Dataset entries on figures:
· · ·

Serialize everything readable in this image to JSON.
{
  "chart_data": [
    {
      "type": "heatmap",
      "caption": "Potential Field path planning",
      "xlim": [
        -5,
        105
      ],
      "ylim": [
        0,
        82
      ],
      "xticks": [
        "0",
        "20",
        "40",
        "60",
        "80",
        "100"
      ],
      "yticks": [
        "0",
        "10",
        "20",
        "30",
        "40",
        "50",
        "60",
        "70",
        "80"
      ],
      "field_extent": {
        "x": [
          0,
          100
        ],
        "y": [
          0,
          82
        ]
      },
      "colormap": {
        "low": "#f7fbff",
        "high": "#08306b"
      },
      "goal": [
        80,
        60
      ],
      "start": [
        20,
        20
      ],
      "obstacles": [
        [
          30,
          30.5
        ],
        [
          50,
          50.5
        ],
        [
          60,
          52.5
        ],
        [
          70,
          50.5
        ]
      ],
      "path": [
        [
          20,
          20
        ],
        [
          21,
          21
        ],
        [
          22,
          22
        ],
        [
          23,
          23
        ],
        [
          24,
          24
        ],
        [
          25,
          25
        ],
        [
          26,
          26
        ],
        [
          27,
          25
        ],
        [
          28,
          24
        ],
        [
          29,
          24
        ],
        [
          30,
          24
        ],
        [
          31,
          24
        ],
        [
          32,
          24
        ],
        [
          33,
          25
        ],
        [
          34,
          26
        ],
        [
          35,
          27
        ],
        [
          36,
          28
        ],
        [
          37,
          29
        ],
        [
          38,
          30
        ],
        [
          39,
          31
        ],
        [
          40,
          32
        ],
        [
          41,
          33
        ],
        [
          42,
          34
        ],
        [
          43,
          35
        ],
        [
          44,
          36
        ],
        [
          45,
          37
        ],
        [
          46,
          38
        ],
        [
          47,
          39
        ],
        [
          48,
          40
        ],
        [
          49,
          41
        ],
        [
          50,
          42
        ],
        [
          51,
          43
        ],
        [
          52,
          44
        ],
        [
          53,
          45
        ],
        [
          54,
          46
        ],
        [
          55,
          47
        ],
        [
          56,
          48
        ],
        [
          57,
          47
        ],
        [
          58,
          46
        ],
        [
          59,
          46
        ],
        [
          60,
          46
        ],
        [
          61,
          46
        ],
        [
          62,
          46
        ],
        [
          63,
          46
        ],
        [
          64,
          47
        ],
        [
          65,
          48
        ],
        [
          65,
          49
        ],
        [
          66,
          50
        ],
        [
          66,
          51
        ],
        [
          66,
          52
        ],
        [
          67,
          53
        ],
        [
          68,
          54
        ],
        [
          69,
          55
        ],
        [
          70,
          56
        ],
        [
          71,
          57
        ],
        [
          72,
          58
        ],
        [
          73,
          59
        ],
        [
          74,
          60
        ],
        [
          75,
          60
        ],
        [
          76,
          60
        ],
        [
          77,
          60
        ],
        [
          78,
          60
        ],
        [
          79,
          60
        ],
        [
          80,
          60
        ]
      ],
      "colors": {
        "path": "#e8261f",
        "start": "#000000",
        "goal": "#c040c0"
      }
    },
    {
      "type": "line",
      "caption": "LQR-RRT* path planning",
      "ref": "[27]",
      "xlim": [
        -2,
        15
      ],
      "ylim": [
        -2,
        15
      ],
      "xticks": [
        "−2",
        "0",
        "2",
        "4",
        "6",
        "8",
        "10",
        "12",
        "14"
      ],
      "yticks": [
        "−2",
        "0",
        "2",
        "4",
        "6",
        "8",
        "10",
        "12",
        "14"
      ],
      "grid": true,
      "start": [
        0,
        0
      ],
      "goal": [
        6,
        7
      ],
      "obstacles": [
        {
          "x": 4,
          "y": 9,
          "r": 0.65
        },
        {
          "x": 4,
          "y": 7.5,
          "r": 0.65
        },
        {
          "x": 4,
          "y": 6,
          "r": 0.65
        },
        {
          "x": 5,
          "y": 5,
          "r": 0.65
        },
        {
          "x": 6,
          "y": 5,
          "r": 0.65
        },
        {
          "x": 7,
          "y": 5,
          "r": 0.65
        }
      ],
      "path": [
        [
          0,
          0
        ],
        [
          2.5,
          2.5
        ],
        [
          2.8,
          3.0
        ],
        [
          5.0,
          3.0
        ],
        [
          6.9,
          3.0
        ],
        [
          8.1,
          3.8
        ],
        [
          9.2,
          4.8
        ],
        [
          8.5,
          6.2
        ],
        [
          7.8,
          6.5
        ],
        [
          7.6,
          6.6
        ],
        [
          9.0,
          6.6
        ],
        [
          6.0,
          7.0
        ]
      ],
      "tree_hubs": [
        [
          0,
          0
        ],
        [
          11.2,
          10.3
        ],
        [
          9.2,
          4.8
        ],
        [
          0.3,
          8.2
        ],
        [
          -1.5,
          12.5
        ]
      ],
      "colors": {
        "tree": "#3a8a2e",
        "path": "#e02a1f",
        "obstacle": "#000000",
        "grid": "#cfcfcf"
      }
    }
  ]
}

· · ·

_Problem details:_ Which lines hold the word "caption"? Show each one.

_Completed exercise:_
      "caption": "Potential Field path planning",
      "caption": "LQR-RRT* path planning",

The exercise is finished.